Each line in the entries below that holds the string "Request" is to be listed.

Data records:
## BEGIN
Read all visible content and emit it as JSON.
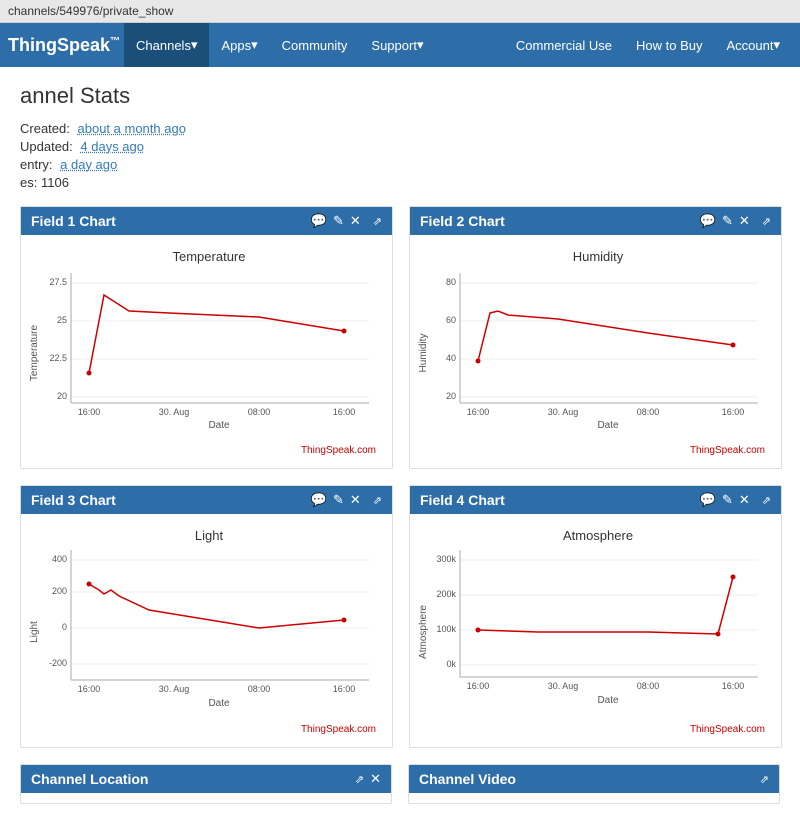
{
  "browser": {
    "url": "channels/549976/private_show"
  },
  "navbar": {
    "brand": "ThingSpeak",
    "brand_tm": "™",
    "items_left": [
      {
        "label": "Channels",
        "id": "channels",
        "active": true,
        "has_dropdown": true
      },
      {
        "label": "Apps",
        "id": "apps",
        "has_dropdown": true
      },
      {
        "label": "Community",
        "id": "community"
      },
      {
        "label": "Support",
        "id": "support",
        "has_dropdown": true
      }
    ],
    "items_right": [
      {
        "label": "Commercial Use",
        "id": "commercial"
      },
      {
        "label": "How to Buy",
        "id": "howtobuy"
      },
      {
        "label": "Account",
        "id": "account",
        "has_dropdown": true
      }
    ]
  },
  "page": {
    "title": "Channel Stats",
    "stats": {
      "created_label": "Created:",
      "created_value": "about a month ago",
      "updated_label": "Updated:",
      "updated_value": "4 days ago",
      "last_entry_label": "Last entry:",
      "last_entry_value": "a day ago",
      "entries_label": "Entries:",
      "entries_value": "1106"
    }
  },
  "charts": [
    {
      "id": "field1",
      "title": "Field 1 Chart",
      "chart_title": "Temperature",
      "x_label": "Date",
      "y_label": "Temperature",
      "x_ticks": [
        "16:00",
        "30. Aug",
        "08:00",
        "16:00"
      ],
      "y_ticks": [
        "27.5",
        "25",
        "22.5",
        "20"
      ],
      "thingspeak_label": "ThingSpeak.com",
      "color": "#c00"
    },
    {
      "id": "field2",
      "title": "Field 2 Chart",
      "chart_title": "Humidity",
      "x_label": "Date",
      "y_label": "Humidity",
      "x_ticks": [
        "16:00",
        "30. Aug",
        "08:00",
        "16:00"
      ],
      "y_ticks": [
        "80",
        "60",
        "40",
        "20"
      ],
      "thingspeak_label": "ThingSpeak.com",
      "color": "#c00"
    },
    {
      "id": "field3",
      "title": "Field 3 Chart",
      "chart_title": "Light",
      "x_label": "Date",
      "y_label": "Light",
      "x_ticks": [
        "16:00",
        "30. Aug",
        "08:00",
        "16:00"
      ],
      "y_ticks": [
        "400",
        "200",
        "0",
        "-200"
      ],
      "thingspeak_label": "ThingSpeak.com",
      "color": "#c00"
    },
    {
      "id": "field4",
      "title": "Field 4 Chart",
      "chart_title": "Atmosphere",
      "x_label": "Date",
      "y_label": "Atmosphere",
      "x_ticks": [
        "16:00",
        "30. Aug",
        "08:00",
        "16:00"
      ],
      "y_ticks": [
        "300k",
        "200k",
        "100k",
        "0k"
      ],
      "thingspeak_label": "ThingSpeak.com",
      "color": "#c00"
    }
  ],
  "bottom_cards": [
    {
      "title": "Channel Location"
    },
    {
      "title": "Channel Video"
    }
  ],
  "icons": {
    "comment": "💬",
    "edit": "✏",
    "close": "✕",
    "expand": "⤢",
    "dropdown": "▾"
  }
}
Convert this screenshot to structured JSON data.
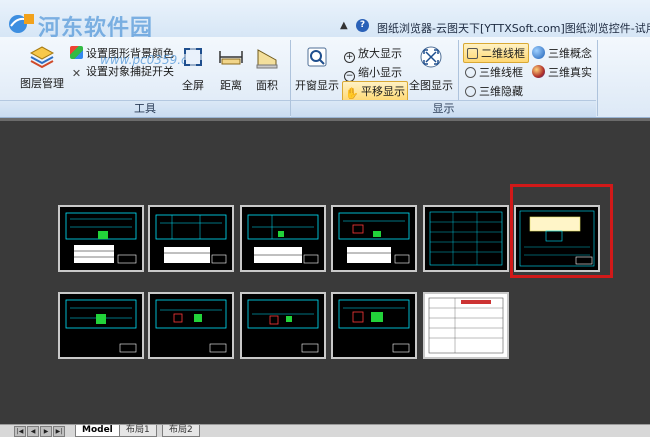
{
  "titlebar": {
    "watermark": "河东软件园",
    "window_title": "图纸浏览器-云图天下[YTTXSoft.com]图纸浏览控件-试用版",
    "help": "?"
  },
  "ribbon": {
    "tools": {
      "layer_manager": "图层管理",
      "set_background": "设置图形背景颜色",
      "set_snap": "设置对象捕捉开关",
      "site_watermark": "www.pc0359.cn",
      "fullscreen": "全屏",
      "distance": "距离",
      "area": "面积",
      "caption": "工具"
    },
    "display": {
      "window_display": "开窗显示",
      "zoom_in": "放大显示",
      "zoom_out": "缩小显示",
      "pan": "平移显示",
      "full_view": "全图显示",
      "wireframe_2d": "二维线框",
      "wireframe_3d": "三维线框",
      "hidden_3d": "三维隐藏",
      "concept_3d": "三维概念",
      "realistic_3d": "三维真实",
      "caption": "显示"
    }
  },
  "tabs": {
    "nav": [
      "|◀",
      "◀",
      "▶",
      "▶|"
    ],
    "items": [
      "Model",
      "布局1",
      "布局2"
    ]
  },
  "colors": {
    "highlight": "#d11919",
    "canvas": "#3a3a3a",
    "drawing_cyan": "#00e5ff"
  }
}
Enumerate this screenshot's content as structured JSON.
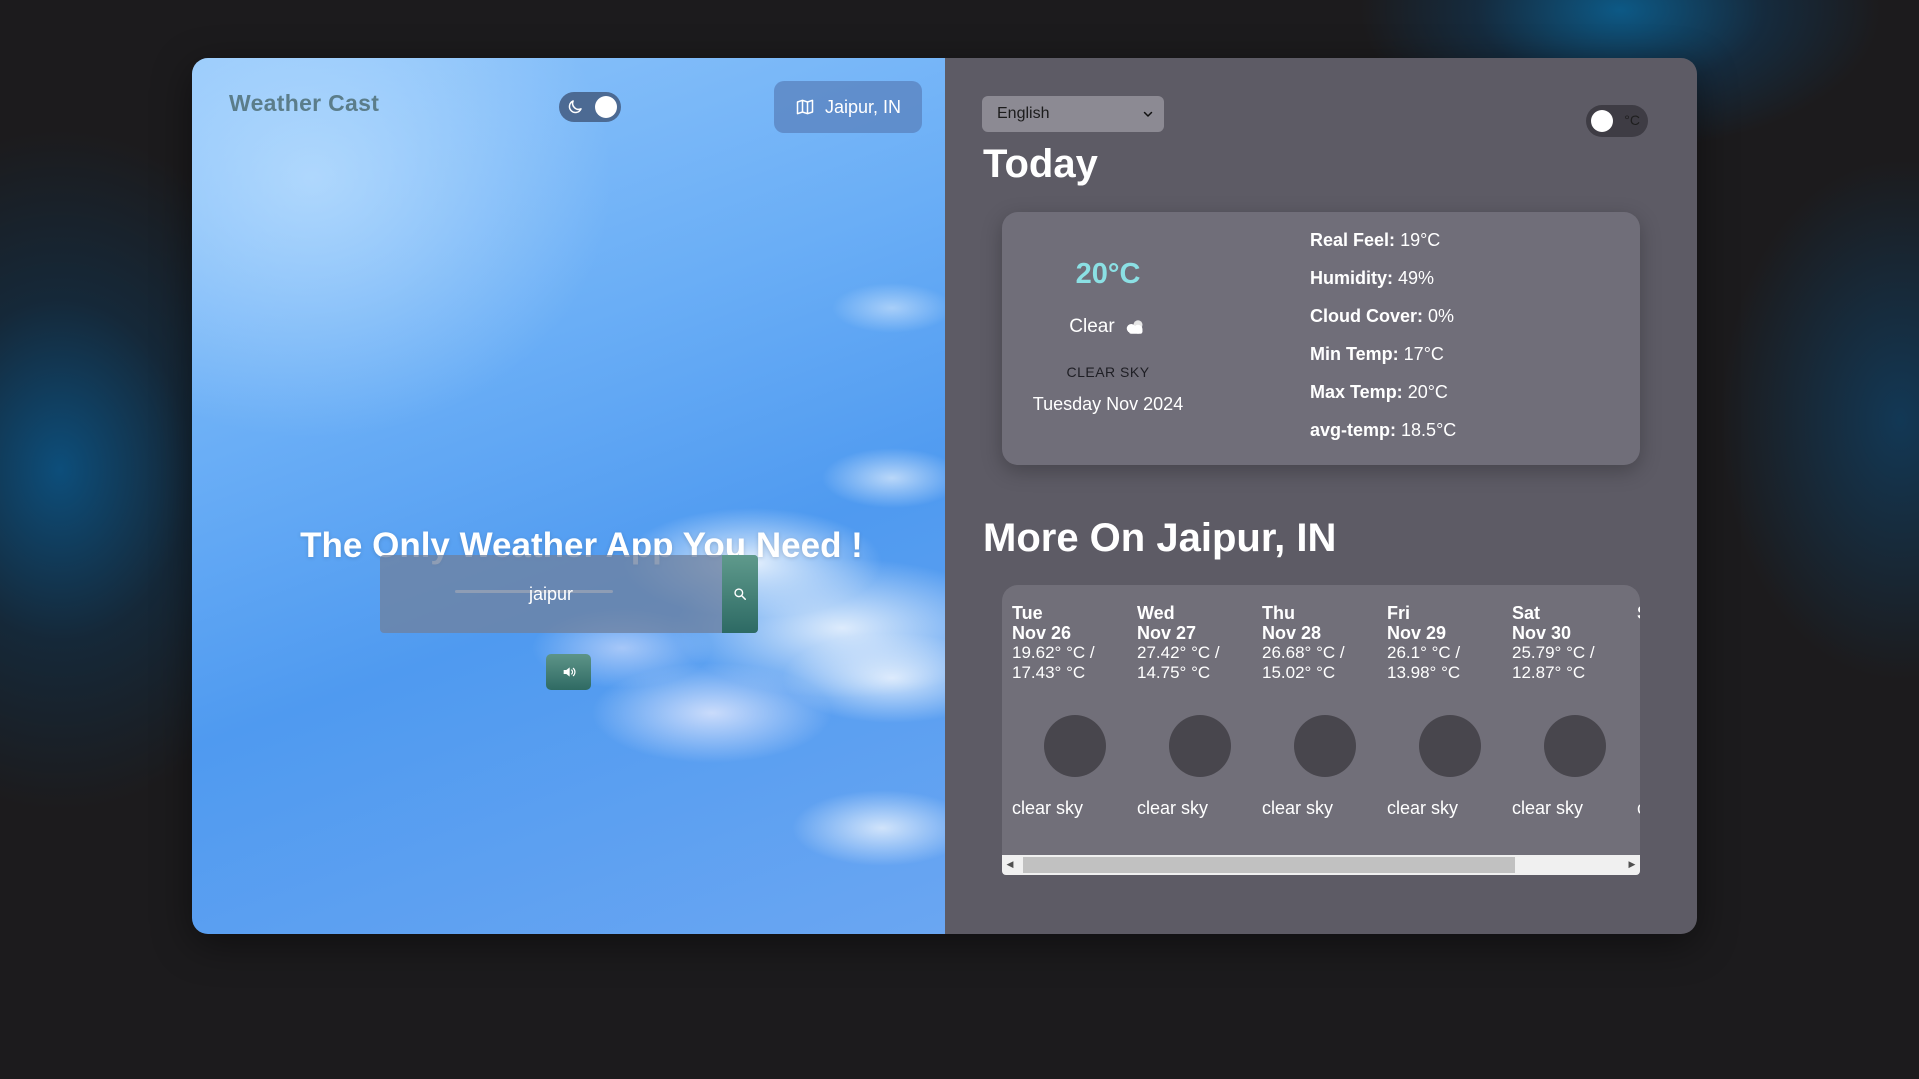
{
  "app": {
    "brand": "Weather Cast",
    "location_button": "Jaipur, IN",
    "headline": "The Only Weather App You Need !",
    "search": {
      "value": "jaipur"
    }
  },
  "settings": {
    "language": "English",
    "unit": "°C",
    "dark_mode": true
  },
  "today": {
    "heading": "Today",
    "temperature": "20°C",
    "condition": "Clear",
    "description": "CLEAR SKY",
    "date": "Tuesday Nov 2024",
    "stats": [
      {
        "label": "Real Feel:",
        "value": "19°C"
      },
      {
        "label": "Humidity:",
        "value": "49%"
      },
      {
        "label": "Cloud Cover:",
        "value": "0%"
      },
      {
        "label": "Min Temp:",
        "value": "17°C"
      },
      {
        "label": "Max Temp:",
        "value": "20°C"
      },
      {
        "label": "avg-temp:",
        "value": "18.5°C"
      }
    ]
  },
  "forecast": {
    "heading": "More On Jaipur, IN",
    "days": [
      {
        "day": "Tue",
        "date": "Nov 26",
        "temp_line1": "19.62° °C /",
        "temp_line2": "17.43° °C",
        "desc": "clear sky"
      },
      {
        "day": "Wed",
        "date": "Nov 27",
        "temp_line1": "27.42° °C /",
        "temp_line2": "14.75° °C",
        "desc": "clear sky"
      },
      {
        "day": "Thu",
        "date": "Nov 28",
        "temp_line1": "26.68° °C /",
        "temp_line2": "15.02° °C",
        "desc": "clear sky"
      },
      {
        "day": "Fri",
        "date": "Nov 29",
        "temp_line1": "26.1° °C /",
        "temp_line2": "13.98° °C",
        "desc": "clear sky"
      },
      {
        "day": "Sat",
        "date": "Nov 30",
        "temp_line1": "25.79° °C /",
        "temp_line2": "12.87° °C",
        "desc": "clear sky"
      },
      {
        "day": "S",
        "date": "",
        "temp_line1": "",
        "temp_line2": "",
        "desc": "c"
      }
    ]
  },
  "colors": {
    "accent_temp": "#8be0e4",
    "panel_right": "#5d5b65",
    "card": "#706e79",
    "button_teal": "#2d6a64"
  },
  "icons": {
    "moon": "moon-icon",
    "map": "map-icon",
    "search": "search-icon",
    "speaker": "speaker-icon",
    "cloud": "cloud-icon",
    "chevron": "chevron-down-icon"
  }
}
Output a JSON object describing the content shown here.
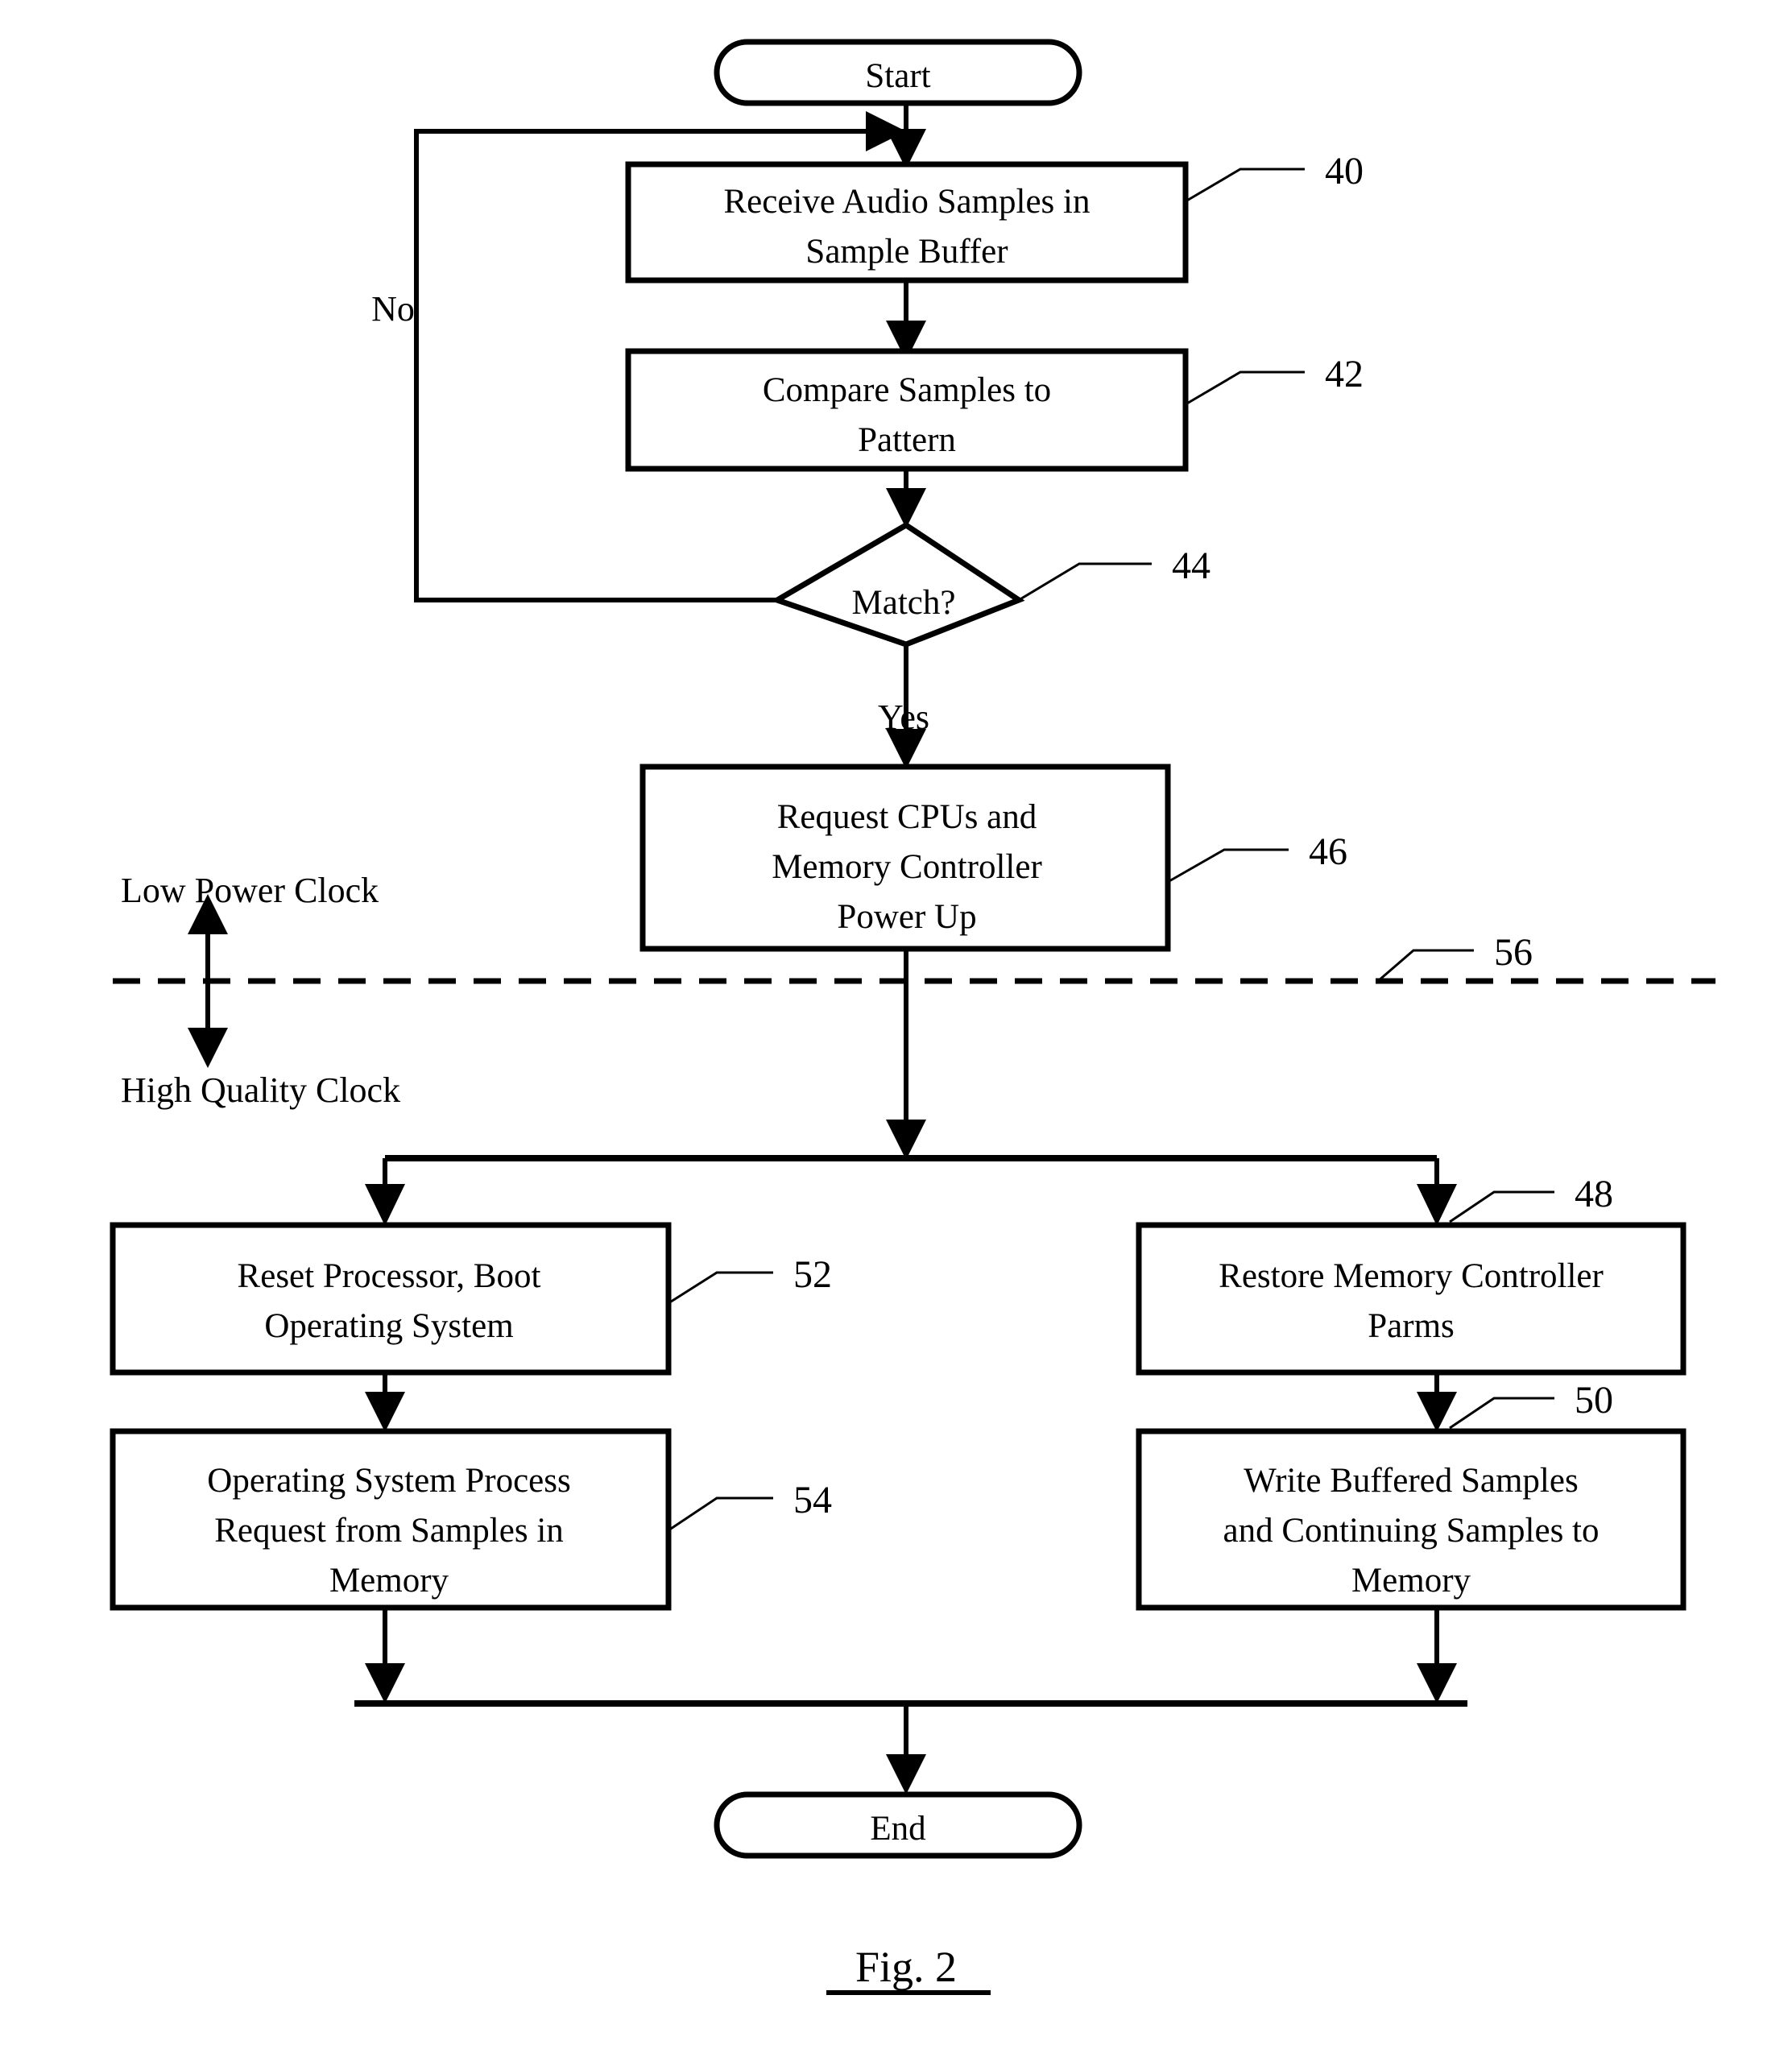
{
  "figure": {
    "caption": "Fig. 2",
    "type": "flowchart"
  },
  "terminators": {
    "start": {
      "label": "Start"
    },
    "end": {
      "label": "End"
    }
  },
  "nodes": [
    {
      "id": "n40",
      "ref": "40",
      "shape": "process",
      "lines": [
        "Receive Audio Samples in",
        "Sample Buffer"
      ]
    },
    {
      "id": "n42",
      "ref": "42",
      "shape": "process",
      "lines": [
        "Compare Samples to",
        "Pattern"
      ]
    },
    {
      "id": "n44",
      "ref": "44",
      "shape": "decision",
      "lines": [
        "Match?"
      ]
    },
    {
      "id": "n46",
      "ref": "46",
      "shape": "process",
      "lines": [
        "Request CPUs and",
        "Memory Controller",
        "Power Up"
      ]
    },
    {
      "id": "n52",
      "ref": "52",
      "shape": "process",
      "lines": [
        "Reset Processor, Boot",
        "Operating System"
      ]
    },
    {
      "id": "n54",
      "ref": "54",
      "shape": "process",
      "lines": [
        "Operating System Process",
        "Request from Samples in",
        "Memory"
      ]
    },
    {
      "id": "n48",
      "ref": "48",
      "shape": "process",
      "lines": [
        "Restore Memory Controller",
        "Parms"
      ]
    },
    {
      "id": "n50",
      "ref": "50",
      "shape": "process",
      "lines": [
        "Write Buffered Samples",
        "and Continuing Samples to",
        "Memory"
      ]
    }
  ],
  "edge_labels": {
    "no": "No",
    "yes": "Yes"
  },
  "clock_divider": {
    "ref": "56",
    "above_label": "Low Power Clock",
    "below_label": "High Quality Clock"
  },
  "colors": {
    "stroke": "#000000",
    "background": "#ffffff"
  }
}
## END
FINAL RESULT:
        "Request CPUs and",
        "Request from Samples in",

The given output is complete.